• What you need to do:
Exclude the pictures; give every entry again exactly as written.

• A run of records:
⟨

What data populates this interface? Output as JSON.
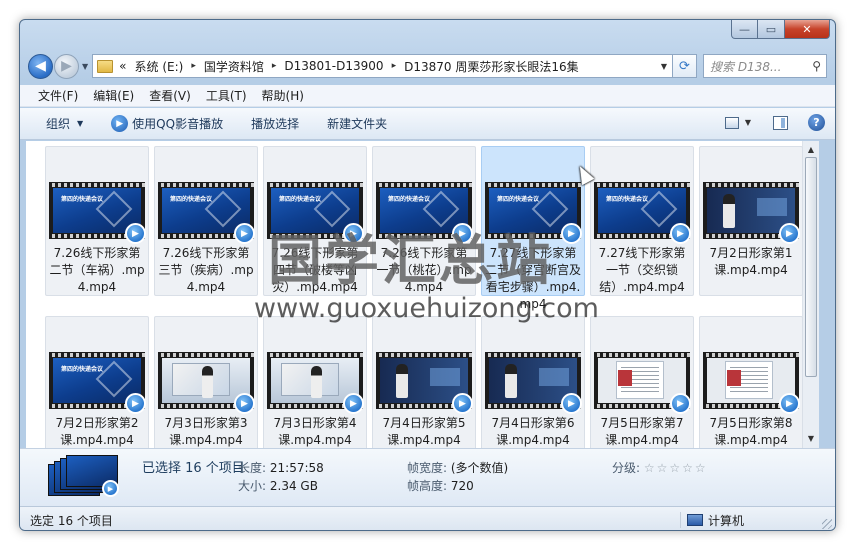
{
  "window": {
    "caption_buttons": {
      "minimize": "—",
      "maximize": "▭",
      "close": "✕"
    }
  },
  "nav": {
    "back_icon": "◀",
    "forward_icon": "▶",
    "dropdown_icon": "▼",
    "overflow": "«",
    "breadcrumbs": [
      "系统 (E:)",
      "国学资料馆",
      "D13801-D13900",
      "D13870 周栗莎形家长眼法16集"
    ],
    "crumb_sep": "▸",
    "refresh_icon": "⟳",
    "search_placeholder": "搜索 D138...",
    "search_icon": "⚲"
  },
  "menubar": [
    "文件(F)",
    "编辑(E)",
    "查看(V)",
    "工具(T)",
    "帮助(H)"
  ],
  "toolbar": {
    "organize": "组织",
    "play_qq": "使用QQ影音播放",
    "play_selection": "播放选择",
    "new_folder": "新建文件夹",
    "dropdown_icon": "▼",
    "help_icon": "?"
  },
  "files": [
    {
      "name": "7.26线下形家第二节（车祸）.mp4.mp4",
      "thumb": "slide"
    },
    {
      "name": "7.26线下形家第三节（疾病）.mp4.mp4",
      "thumb": "slide"
    },
    {
      "name": "7.26线下形家第四节（破楼等凶灾）.mp4.mp4",
      "thumb": "slide"
    },
    {
      "name": "7.26线下形家第一节（桃花）.mp4.mp4",
      "thumb": "slide"
    },
    {
      "name": "7.27线下形家第二节（穿宫断宫及看宅步骤）.mp4.mp4",
      "thumb": "slide",
      "highlight": true
    },
    {
      "name": "7.27线下形家第一节（交织锁结）.mp4.mp4",
      "thumb": "slide"
    },
    {
      "name": "7月2日形家第1课.mp4.mp4",
      "thumb": "presenter"
    },
    {
      "name": "7月2日形家第2课.mp4.mp4",
      "thumb": "slide"
    },
    {
      "name": "7月3日形家第3课.mp4.mp4",
      "thumb": "whiteboard"
    },
    {
      "name": "7月3日形家第4课.mp4.mp4",
      "thumb": "whiteboard"
    },
    {
      "name": "7月4日形家第5课.mp4.mp4",
      "thumb": "presenter"
    },
    {
      "name": "7月4日形家第6课.mp4.mp4",
      "thumb": "presenter"
    },
    {
      "name": "7月5日形家第7课.mp4.mp4",
      "thumb": "document"
    },
    {
      "name": "7月5日形家第8课.mp4.mp4",
      "thumb": "document"
    }
  ],
  "thumb_slide_title": "第四的快递会议",
  "badge_icon": "▶",
  "scroll": {
    "up": "▲",
    "down": "▼"
  },
  "details": {
    "selected": "已选择 16 个项目",
    "length_label": "长度:",
    "length_value": "21:57:58",
    "size_label": "大小:",
    "size_value": "2.34 GB",
    "frame_width_label": "帧宽度:",
    "frame_width_value": "(多个数值)",
    "frame_height_label": "帧高度:",
    "frame_height_value": "720",
    "rating_label": "分级:",
    "rating_stars": "☆☆☆☆☆",
    "rating_value": 0
  },
  "status": {
    "left": "选定 16 个项目",
    "right": "计算机"
  },
  "watermark": {
    "cn": "国学汇总站",
    "en": "www.guoxuehuizong.com"
  }
}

⟩

• Exercise output:
What data populates this interface? Output as JSON.
{
  "window": {
    "caption_buttons": {
      "minimize": "—",
      "maximize": "▭",
      "close": "✕"
    }
  },
  "nav": {
    "back_icon": "◀",
    "forward_icon": "▶",
    "dropdown_icon": "▼",
    "overflow": "«",
    "breadcrumbs": [
      "系统 (E:)",
      "国学资料馆",
      "D13801-D13900",
      "D13870 周栗莎形家长眼法16集"
    ],
    "crumb_sep": "▸",
    "refresh_icon": "⟳",
    "search_placeholder": "搜索 D138...",
    "search_icon": "⚲"
  },
  "menubar": [
    "文件(F)",
    "编辑(E)",
    "查看(V)",
    "工具(T)",
    "帮助(H)"
  ],
  "toolbar": {
    "organize": "组织",
    "play_qq": "使用QQ影音播放",
    "play_selection": "播放选择",
    "new_folder": "新建文件夹",
    "dropdown_icon": "▼",
    "help_icon": "?"
  },
  "files": [
    {
      "name": "7.26线下形家第二节（车祸）.mp4.mp4",
      "thumb": "slide"
    },
    {
      "name": "7.26线下形家第三节（疾病）.mp4.mp4",
      "thumb": "slide"
    },
    {
      "name": "7.26线下形家第四节（破楼等凶灾）.mp4.mp4",
      "thumb": "slide"
    },
    {
      "name": "7.26线下形家第一节（桃花）.mp4.mp4",
      "thumb": "slide"
    },
    {
      "name": "7.27线下形家第二节（穿宫断宫及看宅步骤）.mp4.mp4",
      "thumb": "slide",
      "highlight": true
    },
    {
      "name": "7.27线下形家第一节（交织锁结）.mp4.mp4",
      "thumb": "slide"
    },
    {
      "name": "7月2日形家第1课.mp4.mp4",
      "thumb": "presenter"
    },
    {
      "name": "7月2日形家第2课.mp4.mp4",
      "thumb": "slide"
    },
    {
      "name": "7月3日形家第3课.mp4.mp4",
      "thumb": "whiteboard"
    },
    {
      "name": "7月3日形家第4课.mp4.mp4",
      "thumb": "whiteboard"
    },
    {
      "name": "7月4日形家第5课.mp4.mp4",
      "thumb": "presenter"
    },
    {
      "name": "7月4日形家第6课.mp4.mp4",
      "thumb": "presenter"
    },
    {
      "name": "7月5日形家第7课.mp4.mp4",
      "thumb": "document"
    },
    {
      "name": "7月5日形家第8课.mp4.mp4",
      "thumb": "document"
    }
  ],
  "thumb_slide_title": "第四的快递会议",
  "badge_icon": "▶",
  "scroll": {
    "up": "▲",
    "down": "▼"
  },
  "details": {
    "selected": "已选择 16 个项目",
    "length_label": "长度:",
    "length_value": "21:57:58",
    "size_label": "大小:",
    "size_value": "2.34 GB",
    "frame_width_label": "帧宽度:",
    "frame_width_value": "(多个数值)",
    "frame_height_label": "帧高度:",
    "frame_height_value": "720",
    "rating_label": "分级:",
    "rating_stars": "☆☆☆☆☆",
    "rating_value": 0
  },
  "status": {
    "left": "选定 16 个项目",
    "right": "计算机"
  },
  "watermark": {
    "cn": "国学汇总站",
    "en": "www.guoxuehuizong.com"
  }
}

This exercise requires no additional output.